# DOCUMENT SEGMENT:
______

Convo at Sentient Developments on Hedonistic Imperative

Some heavy-hitting philosophers, like David Pearce and Mark Walker, have gotten involved at a discussion in the comments thread of my guest post at Sentient Developments. They are trying to convince Athena Andreadis that having more control over our emotions is a good thing and that we can eliminate pain without becoming drooling zombies. Note that hyperthymic (very happy) people not only are completely functional, but they have a tendency to be more creative than people in the middle of the happiness bell curve.

In the thread, people point out the value of pain -- it's evolutionarily useful, etc. I consider it quite likely that we'll find workarounds to all the obstacles that stand in the way of removing it, however. The vast majority of pain is useless. The minority of pain that is useful could be replaced by automatic "warning signals" that pop up when we would otherwise be feeling useful pain, or even connecting the cause of pain directly to pain-avoidance instincts without the intermediary of conscious pain.

______

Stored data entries
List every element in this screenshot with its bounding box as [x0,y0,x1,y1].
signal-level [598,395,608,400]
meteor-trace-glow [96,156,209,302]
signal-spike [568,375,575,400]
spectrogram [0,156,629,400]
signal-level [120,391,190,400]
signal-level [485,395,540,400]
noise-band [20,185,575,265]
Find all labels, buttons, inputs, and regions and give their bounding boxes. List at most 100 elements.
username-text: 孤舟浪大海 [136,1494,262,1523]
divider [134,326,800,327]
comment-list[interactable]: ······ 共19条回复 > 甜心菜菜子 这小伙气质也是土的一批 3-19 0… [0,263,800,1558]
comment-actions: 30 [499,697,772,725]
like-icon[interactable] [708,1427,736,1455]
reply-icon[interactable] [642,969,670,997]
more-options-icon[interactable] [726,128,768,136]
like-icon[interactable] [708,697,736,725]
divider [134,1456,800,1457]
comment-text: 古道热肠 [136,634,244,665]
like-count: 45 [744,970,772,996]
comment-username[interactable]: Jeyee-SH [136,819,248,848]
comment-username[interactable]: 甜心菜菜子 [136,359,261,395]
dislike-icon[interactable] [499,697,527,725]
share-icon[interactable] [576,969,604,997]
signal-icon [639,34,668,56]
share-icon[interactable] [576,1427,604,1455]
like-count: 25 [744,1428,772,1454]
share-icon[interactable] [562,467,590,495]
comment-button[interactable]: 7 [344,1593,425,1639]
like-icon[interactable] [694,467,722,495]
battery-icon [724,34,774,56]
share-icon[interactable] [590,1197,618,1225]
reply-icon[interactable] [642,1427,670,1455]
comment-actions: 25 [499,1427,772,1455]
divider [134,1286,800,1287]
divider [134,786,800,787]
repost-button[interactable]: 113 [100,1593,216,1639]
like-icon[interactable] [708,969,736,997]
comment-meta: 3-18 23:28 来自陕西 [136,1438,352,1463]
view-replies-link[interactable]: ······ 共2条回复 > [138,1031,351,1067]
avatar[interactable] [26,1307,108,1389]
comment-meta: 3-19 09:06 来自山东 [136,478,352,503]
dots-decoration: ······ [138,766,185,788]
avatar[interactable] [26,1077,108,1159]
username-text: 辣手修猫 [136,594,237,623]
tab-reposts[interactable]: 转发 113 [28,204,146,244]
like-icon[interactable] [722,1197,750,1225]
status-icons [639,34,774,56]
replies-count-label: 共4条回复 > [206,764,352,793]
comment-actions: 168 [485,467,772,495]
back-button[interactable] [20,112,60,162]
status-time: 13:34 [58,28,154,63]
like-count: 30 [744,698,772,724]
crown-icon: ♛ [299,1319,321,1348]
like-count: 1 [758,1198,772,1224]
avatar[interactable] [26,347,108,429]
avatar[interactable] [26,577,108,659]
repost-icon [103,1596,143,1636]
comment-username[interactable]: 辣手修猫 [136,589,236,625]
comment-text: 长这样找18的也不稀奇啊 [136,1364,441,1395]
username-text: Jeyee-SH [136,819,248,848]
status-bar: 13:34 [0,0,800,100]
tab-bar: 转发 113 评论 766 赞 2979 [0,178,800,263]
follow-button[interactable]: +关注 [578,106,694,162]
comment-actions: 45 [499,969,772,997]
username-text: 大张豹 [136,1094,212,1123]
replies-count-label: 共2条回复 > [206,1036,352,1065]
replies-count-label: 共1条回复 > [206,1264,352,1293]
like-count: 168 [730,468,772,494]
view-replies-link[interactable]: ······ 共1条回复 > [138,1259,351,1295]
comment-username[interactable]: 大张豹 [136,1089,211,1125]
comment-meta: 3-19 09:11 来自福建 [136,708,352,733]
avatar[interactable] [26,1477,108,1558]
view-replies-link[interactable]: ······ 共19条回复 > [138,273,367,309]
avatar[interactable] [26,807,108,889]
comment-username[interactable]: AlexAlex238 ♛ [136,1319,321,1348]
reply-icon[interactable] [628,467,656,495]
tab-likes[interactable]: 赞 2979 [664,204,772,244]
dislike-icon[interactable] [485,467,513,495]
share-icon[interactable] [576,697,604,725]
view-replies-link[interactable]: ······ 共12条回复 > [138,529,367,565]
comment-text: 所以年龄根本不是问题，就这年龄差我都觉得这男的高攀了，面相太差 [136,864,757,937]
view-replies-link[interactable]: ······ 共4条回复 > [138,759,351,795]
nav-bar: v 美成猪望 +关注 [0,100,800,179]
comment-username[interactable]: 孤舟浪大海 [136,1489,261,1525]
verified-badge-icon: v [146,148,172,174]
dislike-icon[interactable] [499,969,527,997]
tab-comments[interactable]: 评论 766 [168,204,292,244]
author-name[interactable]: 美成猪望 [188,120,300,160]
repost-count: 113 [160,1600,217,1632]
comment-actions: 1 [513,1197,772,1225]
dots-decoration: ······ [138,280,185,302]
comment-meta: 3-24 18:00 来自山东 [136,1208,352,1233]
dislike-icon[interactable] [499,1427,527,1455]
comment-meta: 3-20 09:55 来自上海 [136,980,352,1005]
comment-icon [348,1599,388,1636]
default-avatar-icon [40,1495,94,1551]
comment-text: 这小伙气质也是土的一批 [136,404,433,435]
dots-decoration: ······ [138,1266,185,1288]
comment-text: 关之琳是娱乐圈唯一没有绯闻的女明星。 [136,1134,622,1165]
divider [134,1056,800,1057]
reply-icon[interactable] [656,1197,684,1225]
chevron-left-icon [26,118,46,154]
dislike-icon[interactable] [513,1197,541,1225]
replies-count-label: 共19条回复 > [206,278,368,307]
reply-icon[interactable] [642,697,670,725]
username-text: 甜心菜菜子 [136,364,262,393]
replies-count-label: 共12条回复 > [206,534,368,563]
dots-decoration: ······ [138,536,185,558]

______

# TO DO:
1/ Duplicate the stretch of the blog post from "Convo at Sentient" through "happiness bell curve.".
2/ According to the blog post, what tendency do hyperthymic people have compared with people in the middle of the happiness bell curve?
3/ List every person mentioned by name in the blog post.

# ANSWERS TO THE EXERCISE:
1/
Convo at Sentient Developments on Hedonistic Imperative

Some heavy-hitting philosophers, like David Pearce and Mark Walker, have gotten involved at a discussion in the comments thread of my guest post at Sentient Developments. They are trying to convince Athena Andreadis that having more control over our emotions is a good thing and that we can eliminate pain without becoming drooling zombies. Note that hyperthymic (very happy) people not only are completely functional, but they have a tendency to be more creative than people in the middle of the happiness bell curve.

2/ They tend to be more creative.

3/ David Pearce, Mark Walker, Athena Andreadis